• TASK GOAL: Below are some records. How many of their lines contain the string "FONTS"? Give the number only.

[Data entries]
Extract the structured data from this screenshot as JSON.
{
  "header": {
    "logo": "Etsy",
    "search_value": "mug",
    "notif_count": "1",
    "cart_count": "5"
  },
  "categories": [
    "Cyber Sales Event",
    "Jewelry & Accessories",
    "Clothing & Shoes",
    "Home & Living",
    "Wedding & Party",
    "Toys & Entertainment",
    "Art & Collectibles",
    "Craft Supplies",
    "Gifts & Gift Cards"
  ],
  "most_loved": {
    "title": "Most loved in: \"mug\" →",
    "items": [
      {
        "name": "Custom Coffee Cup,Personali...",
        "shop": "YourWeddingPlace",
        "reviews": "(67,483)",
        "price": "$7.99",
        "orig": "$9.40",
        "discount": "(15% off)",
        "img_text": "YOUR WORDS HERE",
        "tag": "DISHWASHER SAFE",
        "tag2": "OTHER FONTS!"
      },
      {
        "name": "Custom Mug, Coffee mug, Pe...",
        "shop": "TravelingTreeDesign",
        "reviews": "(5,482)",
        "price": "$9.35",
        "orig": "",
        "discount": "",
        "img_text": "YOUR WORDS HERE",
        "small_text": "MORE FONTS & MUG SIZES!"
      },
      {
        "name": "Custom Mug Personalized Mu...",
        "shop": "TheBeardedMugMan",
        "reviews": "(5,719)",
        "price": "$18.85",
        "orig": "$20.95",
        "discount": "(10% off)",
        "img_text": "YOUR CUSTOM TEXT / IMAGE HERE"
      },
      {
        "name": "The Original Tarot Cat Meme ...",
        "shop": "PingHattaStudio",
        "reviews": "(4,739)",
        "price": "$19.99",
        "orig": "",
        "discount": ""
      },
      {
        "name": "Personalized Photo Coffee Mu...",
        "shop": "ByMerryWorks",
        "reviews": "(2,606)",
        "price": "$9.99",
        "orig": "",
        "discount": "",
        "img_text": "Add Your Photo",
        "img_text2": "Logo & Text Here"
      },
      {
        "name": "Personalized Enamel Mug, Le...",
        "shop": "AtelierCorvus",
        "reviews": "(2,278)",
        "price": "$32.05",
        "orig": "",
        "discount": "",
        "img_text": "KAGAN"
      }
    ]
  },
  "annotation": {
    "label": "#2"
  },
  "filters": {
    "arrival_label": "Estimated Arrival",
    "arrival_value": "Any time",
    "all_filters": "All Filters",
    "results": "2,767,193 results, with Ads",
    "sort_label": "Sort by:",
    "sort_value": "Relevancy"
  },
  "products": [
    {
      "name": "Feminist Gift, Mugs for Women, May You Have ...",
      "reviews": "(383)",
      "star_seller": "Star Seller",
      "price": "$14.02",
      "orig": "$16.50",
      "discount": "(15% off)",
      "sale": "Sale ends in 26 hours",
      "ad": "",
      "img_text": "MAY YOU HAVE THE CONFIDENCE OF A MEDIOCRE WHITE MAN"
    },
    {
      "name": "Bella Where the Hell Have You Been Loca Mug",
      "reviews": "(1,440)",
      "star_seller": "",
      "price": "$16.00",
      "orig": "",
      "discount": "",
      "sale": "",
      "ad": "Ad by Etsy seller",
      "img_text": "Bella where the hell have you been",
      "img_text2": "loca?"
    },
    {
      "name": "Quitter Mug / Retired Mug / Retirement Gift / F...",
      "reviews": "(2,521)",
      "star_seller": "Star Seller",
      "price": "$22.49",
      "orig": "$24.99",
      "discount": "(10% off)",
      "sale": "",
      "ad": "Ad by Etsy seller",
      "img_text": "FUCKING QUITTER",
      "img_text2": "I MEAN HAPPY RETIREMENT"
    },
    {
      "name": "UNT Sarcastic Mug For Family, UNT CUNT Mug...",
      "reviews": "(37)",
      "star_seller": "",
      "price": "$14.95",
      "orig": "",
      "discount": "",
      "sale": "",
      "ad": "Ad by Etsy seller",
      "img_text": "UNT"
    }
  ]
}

• SOLUTION: 2